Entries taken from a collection

'''

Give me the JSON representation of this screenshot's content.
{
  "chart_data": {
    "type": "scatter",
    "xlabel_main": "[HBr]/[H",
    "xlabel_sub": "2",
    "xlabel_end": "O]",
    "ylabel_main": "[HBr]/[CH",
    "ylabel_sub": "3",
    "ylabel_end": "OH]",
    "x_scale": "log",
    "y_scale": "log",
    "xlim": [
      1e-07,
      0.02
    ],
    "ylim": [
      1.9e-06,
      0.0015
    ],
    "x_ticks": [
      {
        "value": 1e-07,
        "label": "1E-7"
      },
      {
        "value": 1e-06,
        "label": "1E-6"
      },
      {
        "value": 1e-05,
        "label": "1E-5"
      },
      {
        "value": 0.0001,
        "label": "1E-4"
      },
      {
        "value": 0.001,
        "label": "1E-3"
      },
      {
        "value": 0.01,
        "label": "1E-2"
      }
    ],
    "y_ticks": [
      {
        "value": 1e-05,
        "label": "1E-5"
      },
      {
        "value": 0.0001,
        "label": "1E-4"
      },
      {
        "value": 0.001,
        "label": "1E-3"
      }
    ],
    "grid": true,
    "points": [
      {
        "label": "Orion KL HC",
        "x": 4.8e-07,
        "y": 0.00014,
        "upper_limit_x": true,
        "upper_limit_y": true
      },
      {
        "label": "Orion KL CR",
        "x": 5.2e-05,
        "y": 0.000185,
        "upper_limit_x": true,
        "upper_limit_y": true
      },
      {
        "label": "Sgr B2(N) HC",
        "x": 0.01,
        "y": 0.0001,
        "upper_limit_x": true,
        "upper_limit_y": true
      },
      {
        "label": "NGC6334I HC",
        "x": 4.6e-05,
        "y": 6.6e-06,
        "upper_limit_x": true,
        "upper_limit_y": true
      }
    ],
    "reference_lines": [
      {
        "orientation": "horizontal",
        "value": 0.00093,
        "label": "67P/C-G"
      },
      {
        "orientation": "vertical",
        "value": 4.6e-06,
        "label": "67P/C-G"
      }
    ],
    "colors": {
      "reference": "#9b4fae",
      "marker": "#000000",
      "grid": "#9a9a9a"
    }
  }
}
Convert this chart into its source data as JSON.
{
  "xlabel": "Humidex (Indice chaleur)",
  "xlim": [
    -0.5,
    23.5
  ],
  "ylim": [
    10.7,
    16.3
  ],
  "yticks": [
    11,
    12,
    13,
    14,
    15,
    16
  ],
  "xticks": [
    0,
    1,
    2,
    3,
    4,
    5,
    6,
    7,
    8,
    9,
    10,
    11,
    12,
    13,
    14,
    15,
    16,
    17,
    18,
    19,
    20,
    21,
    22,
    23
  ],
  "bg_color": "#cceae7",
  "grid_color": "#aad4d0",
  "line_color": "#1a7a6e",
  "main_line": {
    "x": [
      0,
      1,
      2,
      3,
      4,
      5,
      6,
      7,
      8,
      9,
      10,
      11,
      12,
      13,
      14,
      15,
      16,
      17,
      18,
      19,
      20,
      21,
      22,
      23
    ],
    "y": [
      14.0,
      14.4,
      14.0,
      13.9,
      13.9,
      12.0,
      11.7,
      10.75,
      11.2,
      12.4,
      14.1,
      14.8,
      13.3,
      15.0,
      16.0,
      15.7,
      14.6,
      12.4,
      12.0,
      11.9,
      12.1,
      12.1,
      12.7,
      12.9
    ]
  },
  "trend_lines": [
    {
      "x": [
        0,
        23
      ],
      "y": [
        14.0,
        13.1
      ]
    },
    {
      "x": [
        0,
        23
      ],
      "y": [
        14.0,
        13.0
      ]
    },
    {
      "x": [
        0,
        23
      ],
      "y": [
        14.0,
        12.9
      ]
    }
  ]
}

'''

WRITTEN TASK ::
Retype the data exactly as given.

ANSWER TO THIS TASK ::
Give me the JSON representation of this screenshot's content.
{
  "chart_data": {
    "type": "scatter",
    "xlabel_main": "[HBr]/[H",
    "xlabel_sub": "2",
    "xlabel_end": "O]",
    "ylabel_main": "[HBr]/[CH",
    "ylabel_sub": "3",
    "ylabel_end": "OH]",
    "x_scale": "log",
    "y_scale": "log",
    "xlim": [
      1e-07,
      0.02
    ],
    "ylim": [
      1.9e-06,
      0.0015
    ],
    "x_ticks": [
      {
        "value": 1e-07,
        "label": "1E-7"
      },
      {
        "value": 1e-06,
        "label": "1E-6"
      },
      {
        "value": 1e-05,
        "label": "1E-5"
      },
      {
        "value": 0.0001,
        "label": "1E-4"
      },
      {
        "value": 0.001,
        "label": "1E-3"
      },
      {
        "value": 0.01,
        "label": "1E-2"
      }
    ],
    "y_ticks": [
      {
        "value": 1e-05,
        "label": "1E-5"
      },
      {
        "value": 0.0001,
        "label": "1E-4"
      },
      {
        "value": 0.001,
        "label": "1E-3"
      }
    ],
    "grid": true,
    "points": [
      {
        "label": "Orion KL HC",
        "x": 4.8e-07,
        "y": 0.00014,
        "upper_limit_x": true,
        "upper_limit_y": true
      },
      {
        "label": "Orion KL CR",
        "x": 5.2e-05,
        "y": 0.000185,
        "upper_limit_x": true,
        "upper_limit_y": true
      },
      {
        "label": "Sgr B2(N) HC",
        "x": 0.01,
        "y": 0.0001,
        "upper_limit_x": true,
        "upper_limit_y": true
      },
      {
        "label": "NGC6334I HC",
        "x": 4.6e-05,
        "y": 6.6e-06,
        "upper_limit_x": true,
        "upper_limit_y": true
      }
    ],
    "reference_lines": [
      {
        "orientation": "horizontal",
        "value": 0.00093,
        "label": "67P/C-G"
      },
      {
        "orientation": "vertical",
        "value": 4.6e-06,
        "label": "67P/C-G"
      }
    ],
    "colors": {
      "reference": "#9b4fae",
      "marker": "#000000",
      "grid": "#9a9a9a"
    }
  }
}
Convert this chart into its source data as JSON.
{
  "xlabel": "Humidex (Indice chaleur)",
  "xlim": [
    -0.5,
    23.5
  ],
  "ylim": [
    10.7,
    16.3
  ],
  "yticks": [
    11,
    12,
    13,
    14,
    15,
    16
  ],
  "xticks": [
    0,
    1,
    2,
    3,
    4,
    5,
    6,
    7,
    8,
    9,
    10,
    11,
    12,
    13,
    14,
    15,
    16,
    17,
    18,
    19,
    20,
    21,
    22,
    23
  ],
  "bg_color": "#cceae7",
  "grid_color": "#aad4d0",
  "line_color": "#1a7a6e",
  "main_line": {
    "x": [
      0,
      1,
      2,
      3,
      4,
      5,
      6,
      7,
      8,
      9,
      10,
      11,
      12,
      13,
      14,
      15,
      16,
      17,
      18,
      19,
      20,
      21,
      22,
      23
    ],
    "y": [
      14.0,
      14.4,
      14.0,
      13.9,
      13.9,
      12.0,
      11.7,
      10.75,
      11.2,
      12.4,
      14.1,
      14.8,
      13.3,
      15.0,
      16.0,
      15.7,
      14.6,
      12.4,
      12.0,
      11.9,
      12.1,
      12.1,
      12.7,
      12.9
    ]
  },
  "trend_lines": [
    {
      "x": [
        0,
        23
      ],
      "y": [
        14.0,
        13.1
      ]
    },
    {
      "x": [
        0,
        23
      ],
      "y": [
        14.0,
        13.0
      ]
    },
    {
      "x": [
        0,
        23
      ],
      "y": [
        14.0,
        12.9
      ]
    }
  ]
}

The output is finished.